## Begin Information shown

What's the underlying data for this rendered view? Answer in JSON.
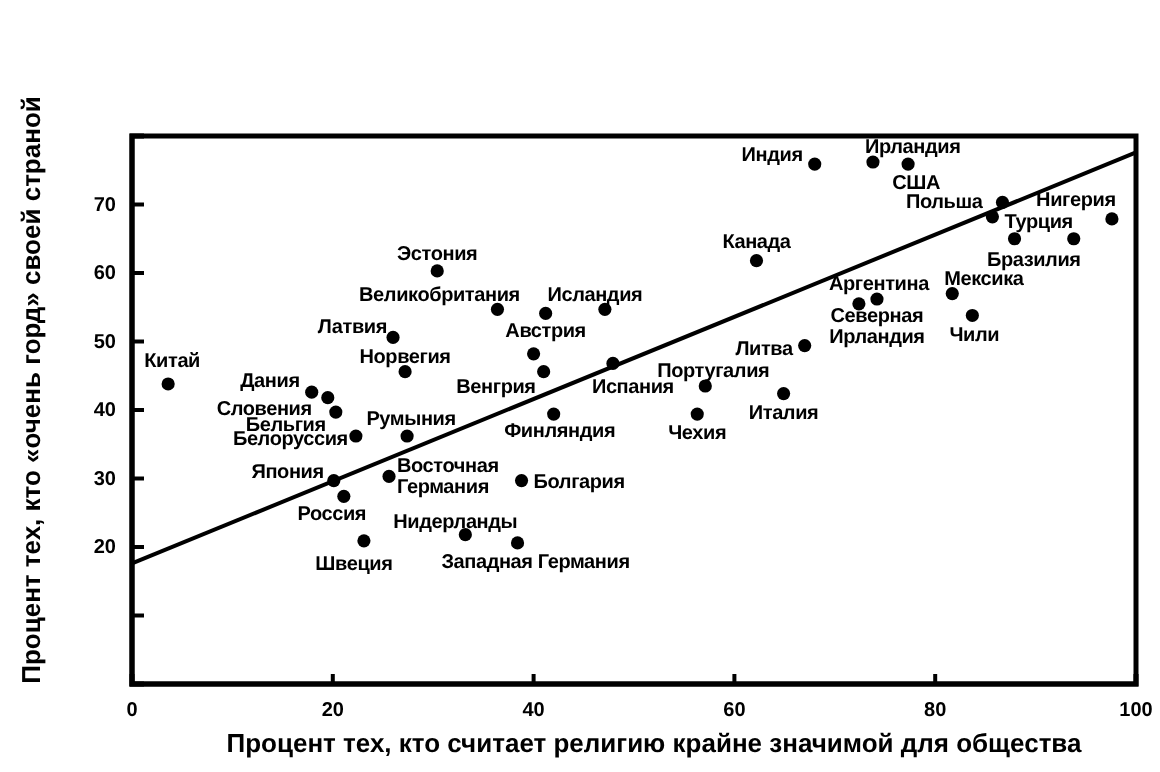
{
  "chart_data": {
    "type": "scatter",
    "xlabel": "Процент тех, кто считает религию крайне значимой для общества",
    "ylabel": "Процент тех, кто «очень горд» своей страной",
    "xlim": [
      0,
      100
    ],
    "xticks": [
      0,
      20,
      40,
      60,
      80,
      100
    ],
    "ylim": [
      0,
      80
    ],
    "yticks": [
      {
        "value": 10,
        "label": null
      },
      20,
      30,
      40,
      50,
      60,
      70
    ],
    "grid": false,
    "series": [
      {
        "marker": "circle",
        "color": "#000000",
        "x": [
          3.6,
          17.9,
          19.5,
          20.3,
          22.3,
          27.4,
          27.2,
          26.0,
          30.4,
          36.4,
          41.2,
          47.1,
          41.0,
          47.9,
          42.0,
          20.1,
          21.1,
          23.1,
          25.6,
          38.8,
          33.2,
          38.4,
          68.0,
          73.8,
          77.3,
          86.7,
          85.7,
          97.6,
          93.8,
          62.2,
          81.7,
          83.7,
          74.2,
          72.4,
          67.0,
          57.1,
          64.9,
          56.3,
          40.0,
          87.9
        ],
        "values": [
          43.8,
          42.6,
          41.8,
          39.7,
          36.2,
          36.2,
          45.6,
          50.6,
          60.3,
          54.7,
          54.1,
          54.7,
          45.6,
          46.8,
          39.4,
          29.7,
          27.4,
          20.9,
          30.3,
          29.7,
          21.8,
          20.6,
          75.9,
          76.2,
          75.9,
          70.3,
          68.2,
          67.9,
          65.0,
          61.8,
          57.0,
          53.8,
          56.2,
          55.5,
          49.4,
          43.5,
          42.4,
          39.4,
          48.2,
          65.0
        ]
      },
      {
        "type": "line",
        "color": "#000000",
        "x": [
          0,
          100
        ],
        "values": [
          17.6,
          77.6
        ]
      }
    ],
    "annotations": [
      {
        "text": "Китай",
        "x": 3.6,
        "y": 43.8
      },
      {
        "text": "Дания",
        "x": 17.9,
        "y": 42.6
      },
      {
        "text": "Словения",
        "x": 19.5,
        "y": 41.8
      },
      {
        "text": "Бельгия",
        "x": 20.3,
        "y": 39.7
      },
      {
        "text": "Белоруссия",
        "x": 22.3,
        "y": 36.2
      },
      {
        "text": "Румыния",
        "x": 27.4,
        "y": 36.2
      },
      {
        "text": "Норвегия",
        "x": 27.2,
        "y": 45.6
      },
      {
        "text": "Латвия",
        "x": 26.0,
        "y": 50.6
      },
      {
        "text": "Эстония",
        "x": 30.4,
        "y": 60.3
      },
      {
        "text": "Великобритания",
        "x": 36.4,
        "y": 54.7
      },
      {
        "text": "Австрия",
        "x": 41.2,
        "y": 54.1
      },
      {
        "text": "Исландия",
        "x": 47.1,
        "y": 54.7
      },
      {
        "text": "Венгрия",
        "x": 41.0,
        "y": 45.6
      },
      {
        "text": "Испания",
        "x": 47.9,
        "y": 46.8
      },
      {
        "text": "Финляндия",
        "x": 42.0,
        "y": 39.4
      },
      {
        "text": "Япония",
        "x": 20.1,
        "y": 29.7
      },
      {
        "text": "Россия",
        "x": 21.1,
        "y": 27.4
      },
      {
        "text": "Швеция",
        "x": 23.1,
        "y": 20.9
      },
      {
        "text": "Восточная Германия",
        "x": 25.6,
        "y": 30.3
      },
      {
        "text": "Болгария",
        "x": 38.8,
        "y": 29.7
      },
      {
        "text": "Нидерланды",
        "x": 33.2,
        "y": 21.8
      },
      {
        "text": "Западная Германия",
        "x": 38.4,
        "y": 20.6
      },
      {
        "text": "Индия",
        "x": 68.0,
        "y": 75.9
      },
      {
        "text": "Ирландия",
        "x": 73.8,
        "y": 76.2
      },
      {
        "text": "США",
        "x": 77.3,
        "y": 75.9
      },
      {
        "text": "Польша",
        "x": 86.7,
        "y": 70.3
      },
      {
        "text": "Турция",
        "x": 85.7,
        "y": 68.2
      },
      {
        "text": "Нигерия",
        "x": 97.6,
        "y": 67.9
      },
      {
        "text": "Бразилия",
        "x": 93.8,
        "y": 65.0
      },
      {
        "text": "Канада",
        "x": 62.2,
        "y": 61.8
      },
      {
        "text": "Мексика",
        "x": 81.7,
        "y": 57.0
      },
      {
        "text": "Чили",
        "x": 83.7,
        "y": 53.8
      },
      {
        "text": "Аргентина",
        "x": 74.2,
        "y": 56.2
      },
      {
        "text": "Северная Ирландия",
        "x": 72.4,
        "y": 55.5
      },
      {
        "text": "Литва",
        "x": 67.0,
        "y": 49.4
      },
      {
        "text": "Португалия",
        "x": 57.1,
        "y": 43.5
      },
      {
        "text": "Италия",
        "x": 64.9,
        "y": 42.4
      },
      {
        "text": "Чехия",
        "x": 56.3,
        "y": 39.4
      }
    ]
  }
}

## End Information shown

Find the lines above that include the string "Германия" and copy them.

        "text": "Восточная Германия",
        "text": "Западная Германия",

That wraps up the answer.